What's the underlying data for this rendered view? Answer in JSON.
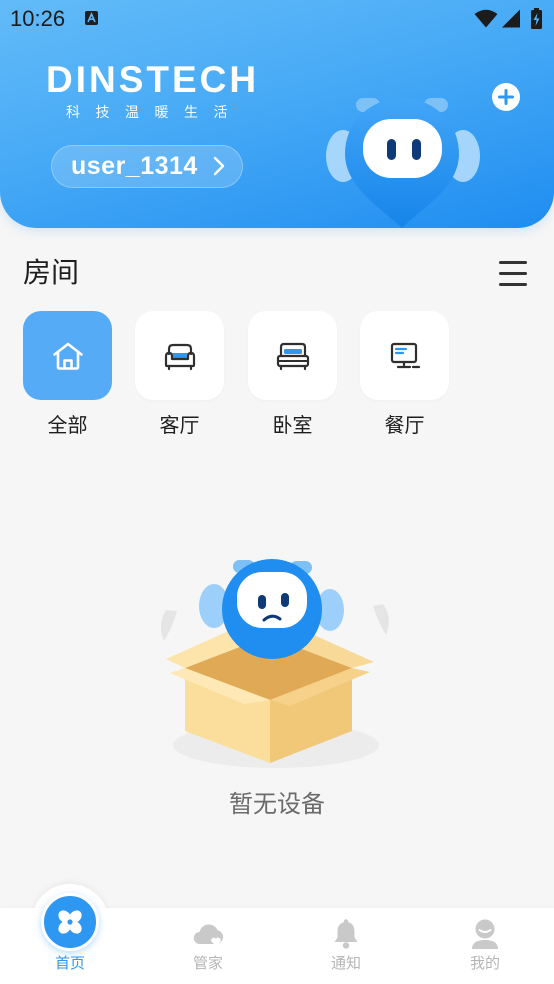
{
  "status_bar": {
    "time": "10:26",
    "notification_icon": "font-notification-icon",
    "wifi_icon": "wifi-icon",
    "signal_icon": "cellular-signal-icon",
    "battery_icon": "battery-charging-icon"
  },
  "header": {
    "brand": "DINSTECH",
    "slogan": "科技温暖生活",
    "user_name": "user_1314",
    "user_chevron_icon": "chevron-right-icon",
    "add_icon": "plus-icon",
    "mascot_icon": "mascot-illustration"
  },
  "rooms": {
    "title": "房间",
    "menu_icon": "menu-icon",
    "items": [
      {
        "label": "全部",
        "icon": "home-icon",
        "selected": true
      },
      {
        "label": "客厅",
        "icon": "sofa-icon",
        "selected": false
      },
      {
        "label": "卧室",
        "icon": "bed-icon",
        "selected": false
      },
      {
        "label": "餐厅",
        "icon": "desk-icon",
        "selected": false
      }
    ]
  },
  "empty_state": {
    "illustration_icon": "empty-box-mascot-illustration",
    "message": "暂无设备"
  },
  "tab_bar": {
    "tabs": [
      {
        "label": "首页",
        "icon": "home-flower-icon",
        "active": true
      },
      {
        "label": "管家",
        "icon": "cloud-heart-icon",
        "active": false
      },
      {
        "label": "通知",
        "icon": "bell-icon",
        "active": false
      },
      {
        "label": "我的",
        "icon": "profile-icon",
        "active": false
      }
    ]
  },
  "colors": {
    "primary": "#2d97f2",
    "header_gradient_start": "#63bbf8",
    "header_gradient_end": "#1f8df0",
    "tile_selected": "#55abf6",
    "page_background": "#f6f6f6",
    "text_primary": "#1e1e1e",
    "text_muted": "#6a6a6a",
    "tab_inactive": "#b5b5b5"
  }
}
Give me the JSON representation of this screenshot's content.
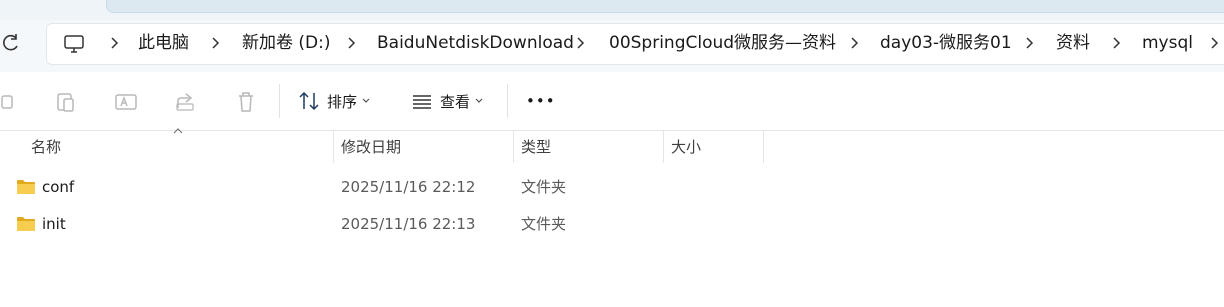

▶ **TASK DIRECTIONS**: Transcribe the listing above verbatim. Omit the pictures.

▶ **EXERCISE ANSWER**:
What's the underlying data for this rendered view? Answer in JSON.
{
  "status_bar": {
    "time": "10:26",
    "notification_icon": "font-notification-icon",
    "wifi_icon": "wifi-icon",
    "signal_icon": "cellular-signal-icon",
    "battery_icon": "battery-charging-icon"
  },
  "header": {
    "brand": "DINSTECH",
    "slogan": "科技温暖生活",
    "user_name": "user_1314",
    "user_chevron_icon": "chevron-right-icon",
    "add_icon": "plus-icon",
    "mascot_icon": "mascot-illustration"
  },
  "rooms": {
    "title": "房间",
    "menu_icon": "menu-icon",
    "items": [
      {
        "label": "全部",
        "icon": "home-icon",
        "selected": true
      },
      {
        "label": "客厅",
        "icon": "sofa-icon",
        "selected": false
      },
      {
        "label": "卧室",
        "icon": "bed-icon",
        "selected": false
      },
      {
        "label": "餐厅",
        "icon": "desk-icon",
        "selected": false
      }
    ]
  },
  "empty_state": {
    "illustration_icon": "empty-box-mascot-illustration",
    "message": "暂无设备"
  },
  "tab_bar": {
    "tabs": [
      {
        "label": "首页",
        "icon": "home-flower-icon",
        "active": true
      },
      {
        "label": "管家",
        "icon": "cloud-heart-icon",
        "active": false
      },
      {
        "label": "通知",
        "icon": "bell-icon",
        "active": false
      },
      {
        "label": "我的",
        "icon": "profile-icon",
        "active": false
      }
    ]
  },
  "colors": {
    "primary": "#2d97f2",
    "header_gradient_start": "#63bbf8",
    "header_gradient_end": "#1f8df0",
    "tile_selected": "#55abf6",
    "page_background": "#f6f6f6",
    "text_primary": "#1e1e1e",
    "text_muted": "#6a6a6a",
    "tab_inactive": "#b5b5b5"
  }
}
Give me the JSON representation of this screenshot's content.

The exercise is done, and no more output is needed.